AIM OF THE TASK:
Go through the listing below and gather every line with the word "swing".

Raw records:
※
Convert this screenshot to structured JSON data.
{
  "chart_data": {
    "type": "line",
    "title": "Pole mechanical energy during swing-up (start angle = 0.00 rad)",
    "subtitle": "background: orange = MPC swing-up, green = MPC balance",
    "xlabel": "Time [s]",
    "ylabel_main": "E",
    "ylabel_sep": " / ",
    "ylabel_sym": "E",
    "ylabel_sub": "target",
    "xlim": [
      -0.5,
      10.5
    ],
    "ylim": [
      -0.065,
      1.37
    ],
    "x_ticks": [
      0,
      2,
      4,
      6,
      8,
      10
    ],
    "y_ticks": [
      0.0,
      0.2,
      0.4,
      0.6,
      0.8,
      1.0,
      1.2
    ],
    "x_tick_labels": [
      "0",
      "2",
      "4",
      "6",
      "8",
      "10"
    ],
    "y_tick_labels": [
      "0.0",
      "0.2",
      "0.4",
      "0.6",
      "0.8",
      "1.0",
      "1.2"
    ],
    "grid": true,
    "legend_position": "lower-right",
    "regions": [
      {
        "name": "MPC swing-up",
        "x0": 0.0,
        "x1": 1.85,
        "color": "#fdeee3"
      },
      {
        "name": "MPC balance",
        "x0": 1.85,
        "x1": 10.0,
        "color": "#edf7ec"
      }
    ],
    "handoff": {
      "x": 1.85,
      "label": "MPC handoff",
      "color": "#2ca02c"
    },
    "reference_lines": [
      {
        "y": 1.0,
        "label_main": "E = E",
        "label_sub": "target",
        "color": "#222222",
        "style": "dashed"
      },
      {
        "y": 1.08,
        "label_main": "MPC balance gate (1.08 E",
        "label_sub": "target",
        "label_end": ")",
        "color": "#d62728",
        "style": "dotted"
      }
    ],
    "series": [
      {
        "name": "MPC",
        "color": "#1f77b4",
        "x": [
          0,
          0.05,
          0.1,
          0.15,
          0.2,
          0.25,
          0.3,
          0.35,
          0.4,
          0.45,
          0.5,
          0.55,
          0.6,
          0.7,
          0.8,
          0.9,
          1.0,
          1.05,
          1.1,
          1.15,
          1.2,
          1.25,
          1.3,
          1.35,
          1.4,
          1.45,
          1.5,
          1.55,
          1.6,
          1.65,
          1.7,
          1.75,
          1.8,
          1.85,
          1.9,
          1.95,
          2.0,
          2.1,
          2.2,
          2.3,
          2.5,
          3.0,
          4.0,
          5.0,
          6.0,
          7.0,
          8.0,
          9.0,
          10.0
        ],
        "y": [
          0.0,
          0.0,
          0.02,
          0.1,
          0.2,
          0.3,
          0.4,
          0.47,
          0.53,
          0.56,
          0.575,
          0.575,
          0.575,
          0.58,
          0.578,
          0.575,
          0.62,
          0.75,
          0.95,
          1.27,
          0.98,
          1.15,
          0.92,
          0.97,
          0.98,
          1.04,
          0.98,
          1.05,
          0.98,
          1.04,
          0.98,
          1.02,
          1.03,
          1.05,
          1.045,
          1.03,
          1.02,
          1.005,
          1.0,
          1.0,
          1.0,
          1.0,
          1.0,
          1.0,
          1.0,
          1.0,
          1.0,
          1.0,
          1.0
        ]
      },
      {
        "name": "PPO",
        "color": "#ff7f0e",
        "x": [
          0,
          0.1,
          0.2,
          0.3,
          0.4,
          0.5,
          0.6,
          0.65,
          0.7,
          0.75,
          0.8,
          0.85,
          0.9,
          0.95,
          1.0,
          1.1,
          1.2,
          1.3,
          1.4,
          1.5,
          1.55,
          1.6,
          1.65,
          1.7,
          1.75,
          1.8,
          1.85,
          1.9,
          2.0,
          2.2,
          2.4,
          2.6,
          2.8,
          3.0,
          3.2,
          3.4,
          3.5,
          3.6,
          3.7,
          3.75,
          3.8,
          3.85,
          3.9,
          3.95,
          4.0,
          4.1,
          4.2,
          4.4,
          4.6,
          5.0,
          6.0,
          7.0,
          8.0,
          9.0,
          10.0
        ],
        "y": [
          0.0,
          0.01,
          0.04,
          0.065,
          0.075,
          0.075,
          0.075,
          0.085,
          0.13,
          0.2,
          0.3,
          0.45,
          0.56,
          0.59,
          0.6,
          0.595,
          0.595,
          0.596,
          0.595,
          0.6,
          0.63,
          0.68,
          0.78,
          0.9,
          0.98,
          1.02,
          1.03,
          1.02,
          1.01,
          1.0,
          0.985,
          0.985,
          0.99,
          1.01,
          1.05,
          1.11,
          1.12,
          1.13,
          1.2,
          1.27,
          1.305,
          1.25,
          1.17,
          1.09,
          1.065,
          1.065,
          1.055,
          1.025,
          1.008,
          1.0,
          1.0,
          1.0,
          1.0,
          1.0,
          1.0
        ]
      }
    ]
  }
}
※
RESPONSE FOR THIS EXERCISE:
    "title": "Pole mechanical energy during swing-up (start angle = 0.00 rad)",
    "subtitle": "background: orange = MPC swing-up, green = MPC balance",
        "name": "MPC swing-up",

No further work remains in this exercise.